_Required work:_ Take the line containing "Extract the structured" and all lines after it, through the end of the material, and repeat them exactly, pictures left out.

>> Start

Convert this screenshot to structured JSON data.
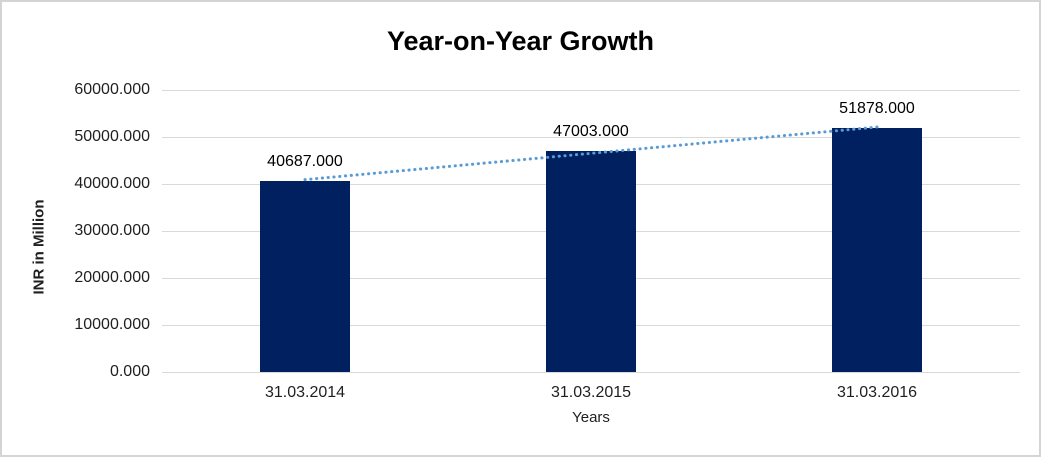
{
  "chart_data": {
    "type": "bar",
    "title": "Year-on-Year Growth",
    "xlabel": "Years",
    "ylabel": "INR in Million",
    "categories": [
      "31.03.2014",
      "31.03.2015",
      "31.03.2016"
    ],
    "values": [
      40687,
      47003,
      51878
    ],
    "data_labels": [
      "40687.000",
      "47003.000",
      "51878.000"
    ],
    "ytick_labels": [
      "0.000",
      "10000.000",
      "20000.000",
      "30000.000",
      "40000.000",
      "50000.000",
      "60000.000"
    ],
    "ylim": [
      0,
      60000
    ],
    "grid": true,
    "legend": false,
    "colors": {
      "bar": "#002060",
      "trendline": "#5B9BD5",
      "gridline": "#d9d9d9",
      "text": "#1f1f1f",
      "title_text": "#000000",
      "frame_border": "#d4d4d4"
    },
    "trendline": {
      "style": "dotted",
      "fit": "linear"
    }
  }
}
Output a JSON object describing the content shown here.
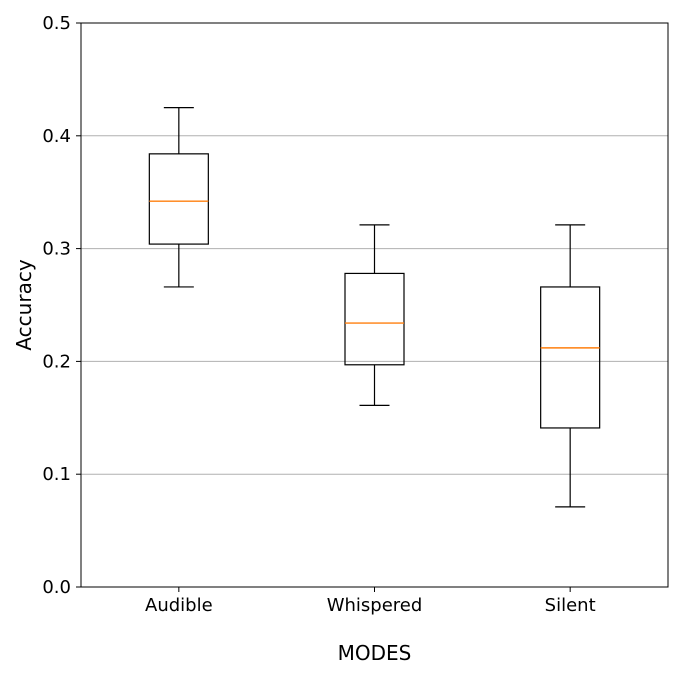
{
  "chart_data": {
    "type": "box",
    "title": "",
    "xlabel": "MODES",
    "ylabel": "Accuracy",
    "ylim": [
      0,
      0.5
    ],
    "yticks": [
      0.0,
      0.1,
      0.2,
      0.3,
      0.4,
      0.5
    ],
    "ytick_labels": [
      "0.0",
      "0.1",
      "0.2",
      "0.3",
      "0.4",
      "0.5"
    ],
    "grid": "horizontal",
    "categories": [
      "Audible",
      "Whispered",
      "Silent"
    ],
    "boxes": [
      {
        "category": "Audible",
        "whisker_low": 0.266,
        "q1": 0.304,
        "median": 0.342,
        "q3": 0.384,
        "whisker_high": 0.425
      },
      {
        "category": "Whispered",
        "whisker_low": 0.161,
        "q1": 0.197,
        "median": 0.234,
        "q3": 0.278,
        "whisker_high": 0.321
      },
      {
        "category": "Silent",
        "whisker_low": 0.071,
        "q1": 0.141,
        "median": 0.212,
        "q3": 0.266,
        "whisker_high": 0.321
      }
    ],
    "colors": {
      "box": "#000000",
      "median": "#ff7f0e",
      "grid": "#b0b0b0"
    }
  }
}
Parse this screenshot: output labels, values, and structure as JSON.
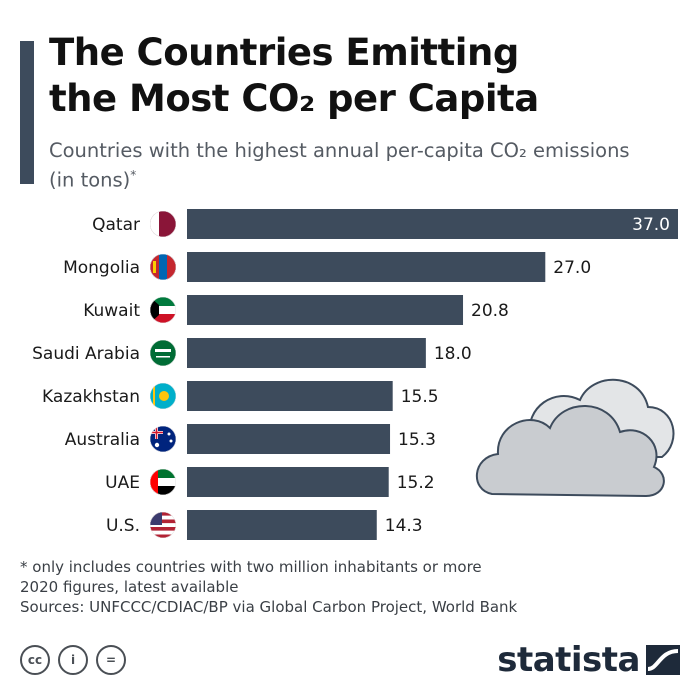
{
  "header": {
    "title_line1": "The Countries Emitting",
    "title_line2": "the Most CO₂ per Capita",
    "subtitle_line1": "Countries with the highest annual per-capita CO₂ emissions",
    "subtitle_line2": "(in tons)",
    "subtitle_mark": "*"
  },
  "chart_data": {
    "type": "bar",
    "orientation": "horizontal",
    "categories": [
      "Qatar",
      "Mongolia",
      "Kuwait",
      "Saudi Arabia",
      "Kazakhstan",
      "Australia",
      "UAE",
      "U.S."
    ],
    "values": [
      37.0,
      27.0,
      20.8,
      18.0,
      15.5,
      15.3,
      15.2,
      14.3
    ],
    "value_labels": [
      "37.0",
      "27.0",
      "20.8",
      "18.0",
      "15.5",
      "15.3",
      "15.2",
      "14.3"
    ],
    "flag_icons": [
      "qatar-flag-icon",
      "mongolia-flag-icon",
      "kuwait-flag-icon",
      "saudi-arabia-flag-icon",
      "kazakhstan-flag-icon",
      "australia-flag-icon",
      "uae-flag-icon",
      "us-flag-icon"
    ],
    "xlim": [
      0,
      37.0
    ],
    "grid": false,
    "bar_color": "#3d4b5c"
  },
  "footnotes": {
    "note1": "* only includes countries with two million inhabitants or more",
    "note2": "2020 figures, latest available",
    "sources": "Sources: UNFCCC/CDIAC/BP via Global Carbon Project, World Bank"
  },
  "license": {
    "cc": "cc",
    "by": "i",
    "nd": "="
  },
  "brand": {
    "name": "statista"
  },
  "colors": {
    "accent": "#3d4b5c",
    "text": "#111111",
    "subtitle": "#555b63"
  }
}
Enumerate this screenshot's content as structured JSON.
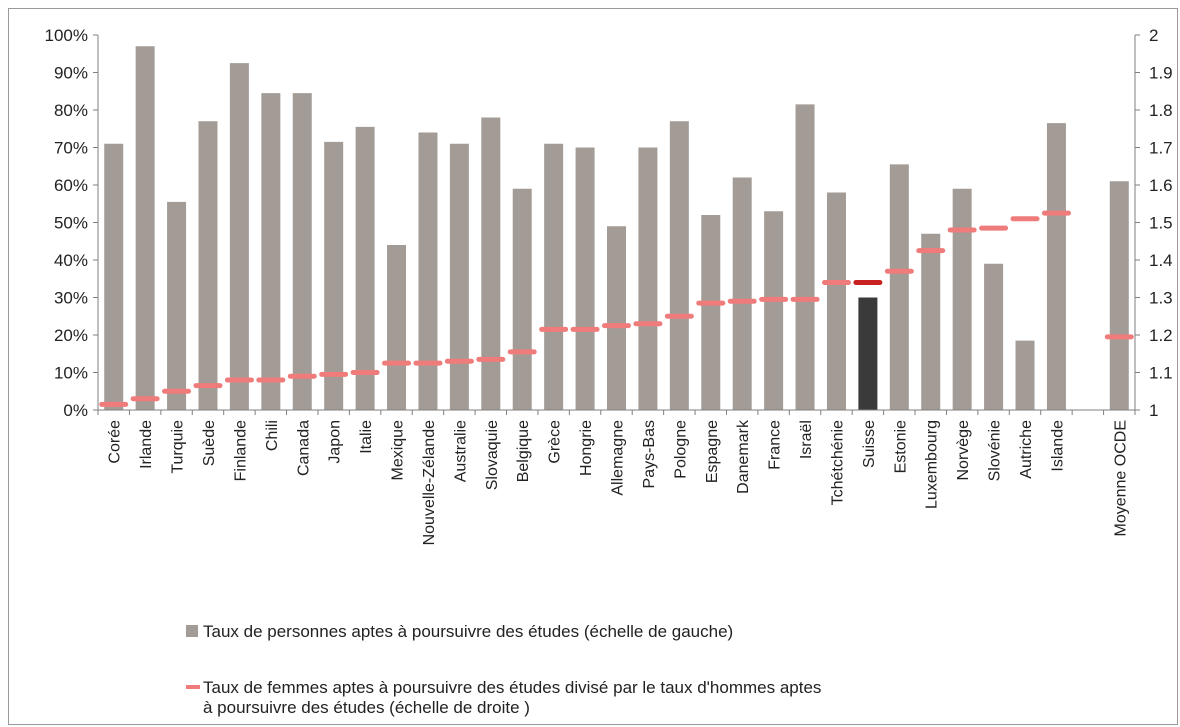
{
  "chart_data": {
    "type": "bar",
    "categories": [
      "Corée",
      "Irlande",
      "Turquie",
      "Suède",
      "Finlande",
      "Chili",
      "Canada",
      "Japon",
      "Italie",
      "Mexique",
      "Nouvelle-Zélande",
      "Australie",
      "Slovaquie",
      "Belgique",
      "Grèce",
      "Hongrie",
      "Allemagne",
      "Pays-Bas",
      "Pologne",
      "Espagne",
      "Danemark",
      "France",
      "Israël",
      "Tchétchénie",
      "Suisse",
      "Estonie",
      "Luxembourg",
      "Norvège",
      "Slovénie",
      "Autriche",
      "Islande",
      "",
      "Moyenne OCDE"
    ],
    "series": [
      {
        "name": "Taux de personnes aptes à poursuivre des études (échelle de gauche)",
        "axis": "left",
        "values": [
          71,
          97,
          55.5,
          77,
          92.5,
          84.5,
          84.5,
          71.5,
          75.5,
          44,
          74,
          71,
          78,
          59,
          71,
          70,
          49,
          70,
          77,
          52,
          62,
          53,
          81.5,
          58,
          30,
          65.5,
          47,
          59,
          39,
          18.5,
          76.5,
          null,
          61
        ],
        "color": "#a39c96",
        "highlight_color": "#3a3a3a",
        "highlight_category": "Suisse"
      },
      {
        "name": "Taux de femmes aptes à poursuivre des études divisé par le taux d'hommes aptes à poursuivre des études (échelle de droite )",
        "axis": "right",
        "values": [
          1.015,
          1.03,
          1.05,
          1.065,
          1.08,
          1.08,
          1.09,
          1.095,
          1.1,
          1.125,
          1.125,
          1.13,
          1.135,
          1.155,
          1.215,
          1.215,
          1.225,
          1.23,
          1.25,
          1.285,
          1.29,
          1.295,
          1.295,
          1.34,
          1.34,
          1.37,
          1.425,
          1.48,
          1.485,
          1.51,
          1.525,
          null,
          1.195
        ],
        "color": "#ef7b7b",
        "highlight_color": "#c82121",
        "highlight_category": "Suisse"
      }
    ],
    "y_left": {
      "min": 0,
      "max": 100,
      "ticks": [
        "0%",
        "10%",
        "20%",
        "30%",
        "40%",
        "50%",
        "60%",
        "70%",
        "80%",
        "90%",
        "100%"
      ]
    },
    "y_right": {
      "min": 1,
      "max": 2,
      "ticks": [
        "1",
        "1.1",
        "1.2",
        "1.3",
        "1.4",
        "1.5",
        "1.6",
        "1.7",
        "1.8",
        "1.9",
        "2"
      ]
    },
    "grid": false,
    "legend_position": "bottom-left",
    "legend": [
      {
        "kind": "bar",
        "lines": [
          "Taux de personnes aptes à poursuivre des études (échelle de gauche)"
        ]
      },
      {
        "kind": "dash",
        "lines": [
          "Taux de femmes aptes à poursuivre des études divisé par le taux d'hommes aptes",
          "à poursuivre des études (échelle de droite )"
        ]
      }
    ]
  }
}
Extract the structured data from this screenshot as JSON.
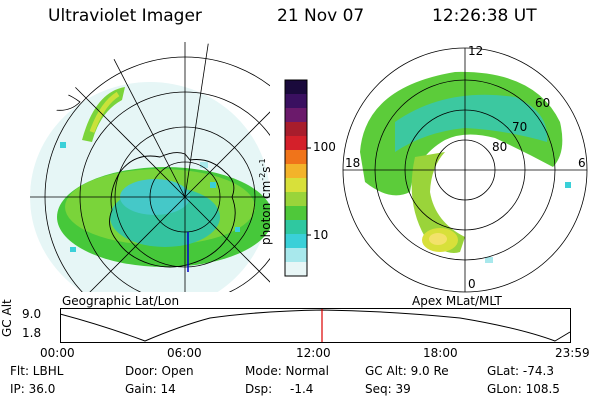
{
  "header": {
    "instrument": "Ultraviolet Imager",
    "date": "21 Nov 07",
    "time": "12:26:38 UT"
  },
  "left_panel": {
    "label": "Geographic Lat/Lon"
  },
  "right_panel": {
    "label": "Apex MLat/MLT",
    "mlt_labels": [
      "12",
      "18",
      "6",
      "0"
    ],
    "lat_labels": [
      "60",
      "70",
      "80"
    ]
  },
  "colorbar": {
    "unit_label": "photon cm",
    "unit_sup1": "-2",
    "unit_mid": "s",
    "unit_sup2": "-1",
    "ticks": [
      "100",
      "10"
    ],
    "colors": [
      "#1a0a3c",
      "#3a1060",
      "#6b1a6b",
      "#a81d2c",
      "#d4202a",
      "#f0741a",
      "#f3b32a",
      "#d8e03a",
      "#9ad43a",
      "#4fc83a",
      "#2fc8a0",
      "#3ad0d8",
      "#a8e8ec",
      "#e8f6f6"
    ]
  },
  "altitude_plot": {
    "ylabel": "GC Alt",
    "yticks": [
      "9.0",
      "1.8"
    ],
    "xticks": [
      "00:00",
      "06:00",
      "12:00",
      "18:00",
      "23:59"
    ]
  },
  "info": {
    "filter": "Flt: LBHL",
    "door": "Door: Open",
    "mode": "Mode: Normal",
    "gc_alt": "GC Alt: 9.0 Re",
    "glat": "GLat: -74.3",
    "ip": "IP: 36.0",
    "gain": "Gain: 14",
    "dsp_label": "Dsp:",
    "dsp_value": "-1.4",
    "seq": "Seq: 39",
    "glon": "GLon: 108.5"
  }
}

>> End

_The completed task:_
Extract the structured data from this screenshot as JSON.
{
  "header": {
    "instrument": "Ultraviolet Imager",
    "date": "21 Nov 07",
    "time": "12:26:38 UT"
  },
  "left_panel": {
    "label": "Geographic Lat/Lon"
  },
  "right_panel": {
    "label": "Apex MLat/MLT",
    "mlt_labels": [
      "12",
      "18",
      "6",
      "0"
    ],
    "lat_labels": [
      "60",
      "70",
      "80"
    ]
  },
  "colorbar": {
    "unit_label": "photon cm",
    "unit_sup1": "-2",
    "unit_mid": "s",
    "unit_sup2": "-1",
    "ticks": [
      "100",
      "10"
    ],
    "colors": [
      "#1a0a3c",
      "#3a1060",
      "#6b1a6b",
      "#a81d2c",
      "#d4202a",
      "#f0741a",
      "#f3b32a",
      "#d8e03a",
      "#9ad43a",
      "#4fc83a",
      "#2fc8a0",
      "#3ad0d8",
      "#a8e8ec",
      "#e8f6f6"
    ]
  },
  "altitude_plot": {
    "ylabel": "GC Alt",
    "yticks": [
      "9.0",
      "1.8"
    ],
    "xticks": [
      "00:00",
      "06:00",
      "12:00",
      "18:00",
      "23:59"
    ]
  },
  "info": {
    "filter": "Flt: LBHL",
    "door": "Door: Open",
    "mode": "Mode: Normal",
    "gc_alt": "GC Alt: 9.0 Re",
    "glat": "GLat: -74.3",
    "ip": "IP: 36.0",
    "gain": "Gain: 14",
    "dsp_label": "Dsp:",
    "dsp_value": "-1.4",
    "seq": "Seq: 39",
    "glon": "GLon: 108.5"
  }
}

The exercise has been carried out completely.